═════ DATA FOR THIS TASK ═════

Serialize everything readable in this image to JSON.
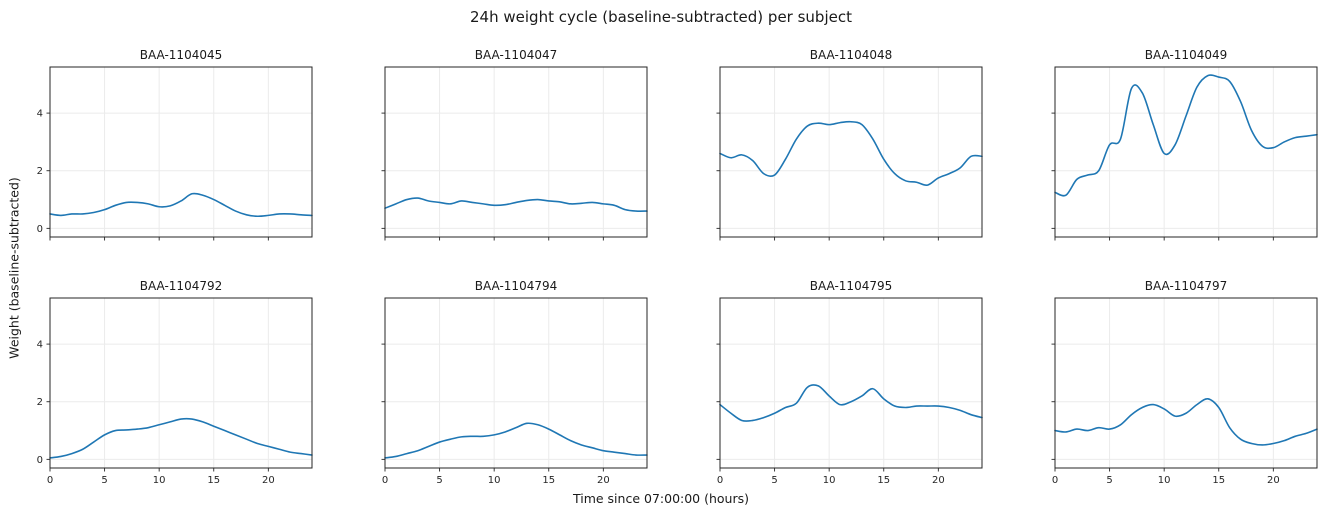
{
  "chart_data": {
    "type": "line",
    "title": "24h weight cycle (baseline-subtracted) per subject",
    "xlabel": "Time since 07:00:00 (hours)",
    "ylabel": "Weight (baseline-subtracted)",
    "xlim": [
      0,
      24
    ],
    "ylim": [
      -0.3,
      5.6
    ],
    "xticks": [
      0,
      5,
      10,
      15,
      20
    ],
    "yticks": [
      0,
      2,
      4
    ],
    "grid": true,
    "legend": "none",
    "line_color": "#1f77b4",
    "x": [
      0,
      1,
      2,
      3,
      4,
      5,
      6,
      7,
      8,
      9,
      10,
      11,
      12,
      13,
      14,
      15,
      16,
      17,
      18,
      19,
      20,
      21,
      22,
      23,
      24
    ],
    "subplots": [
      {
        "subject": "BAA-1104045",
        "values": [
          0.5,
          0.45,
          0.5,
          0.5,
          0.55,
          0.65,
          0.8,
          0.9,
          0.9,
          0.85,
          0.75,
          0.78,
          0.95,
          1.2,
          1.15,
          1.0,
          0.8,
          0.6,
          0.47,
          0.42,
          0.45,
          0.5,
          0.5,
          0.47,
          0.45
        ]
      },
      {
        "subject": "BAA-1104047",
        "values": [
          0.7,
          0.85,
          1.0,
          1.05,
          0.95,
          0.9,
          0.85,
          0.95,
          0.9,
          0.85,
          0.8,
          0.82,
          0.9,
          0.97,
          1.0,
          0.95,
          0.92,
          0.85,
          0.87,
          0.9,
          0.85,
          0.8,
          0.65,
          0.6,
          0.6
        ]
      },
      {
        "subject": "BAA-1104048",
        "values": [
          2.6,
          2.45,
          2.55,
          2.35,
          1.9,
          1.85,
          2.4,
          3.1,
          3.55,
          3.65,
          3.6,
          3.67,
          3.7,
          3.6,
          3.1,
          2.4,
          1.9,
          1.65,
          1.6,
          1.5,
          1.75,
          1.9,
          2.1,
          2.5,
          2.5
        ]
      },
      {
        "subject": "BAA-1104049",
        "values": [
          1.25,
          1.15,
          1.7,
          1.85,
          2.0,
          2.9,
          3.1,
          4.85,
          4.7,
          3.6,
          2.6,
          2.9,
          3.9,
          4.9,
          5.3,
          5.25,
          5.1,
          4.4,
          3.4,
          2.85,
          2.8,
          3.0,
          3.15,
          3.2,
          3.25
        ]
      },
      {
        "subject": "BAA-1104792",
        "values": [
          0.05,
          0.1,
          0.2,
          0.35,
          0.6,
          0.85,
          1.0,
          1.02,
          1.05,
          1.1,
          1.2,
          1.3,
          1.4,
          1.4,
          1.3,
          1.15,
          1.0,
          0.85,
          0.7,
          0.55,
          0.45,
          0.35,
          0.25,
          0.2,
          0.15
        ]
      },
      {
        "subject": "BAA-1104794",
        "values": [
          0.05,
          0.1,
          0.2,
          0.3,
          0.45,
          0.6,
          0.7,
          0.78,
          0.8,
          0.8,
          0.85,
          0.95,
          1.1,
          1.25,
          1.2,
          1.05,
          0.85,
          0.65,
          0.5,
          0.4,
          0.3,
          0.25,
          0.2,
          0.15,
          0.15
        ]
      },
      {
        "subject": "BAA-1104795",
        "values": [
          1.9,
          1.6,
          1.35,
          1.35,
          1.45,
          1.6,
          1.8,
          1.95,
          2.5,
          2.55,
          2.2,
          1.9,
          2.0,
          2.2,
          2.45,
          2.1,
          1.85,
          1.8,
          1.85,
          1.85,
          1.85,
          1.8,
          1.7,
          1.55,
          1.45
        ]
      },
      {
        "subject": "BAA-1104797",
        "values": [
          1.0,
          0.95,
          1.05,
          1.0,
          1.1,
          1.05,
          1.2,
          1.55,
          1.8,
          1.9,
          1.75,
          1.5,
          1.6,
          1.9,
          2.1,
          1.8,
          1.1,
          0.7,
          0.55,
          0.5,
          0.55,
          0.65,
          0.8,
          0.9,
          1.05
        ]
      }
    ]
  }
}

═════

# [GOAL]
Pull out all lines containing the word "subject" from the entries above.

# [TASK SOLUTION]
    "title": "24h weight cycle (baseline-subtracted) per subject",
        "subject": "BAA-1104045",
        "subject": "BAA-1104047",
        "subject": "BAA-1104048",
        "subject": "BAA-1104049",
        "subject": "BAA-1104792",
        "subject": "BAA-1104794",
        "subject": "BAA-1104795",
        "subject": "BAA-1104797",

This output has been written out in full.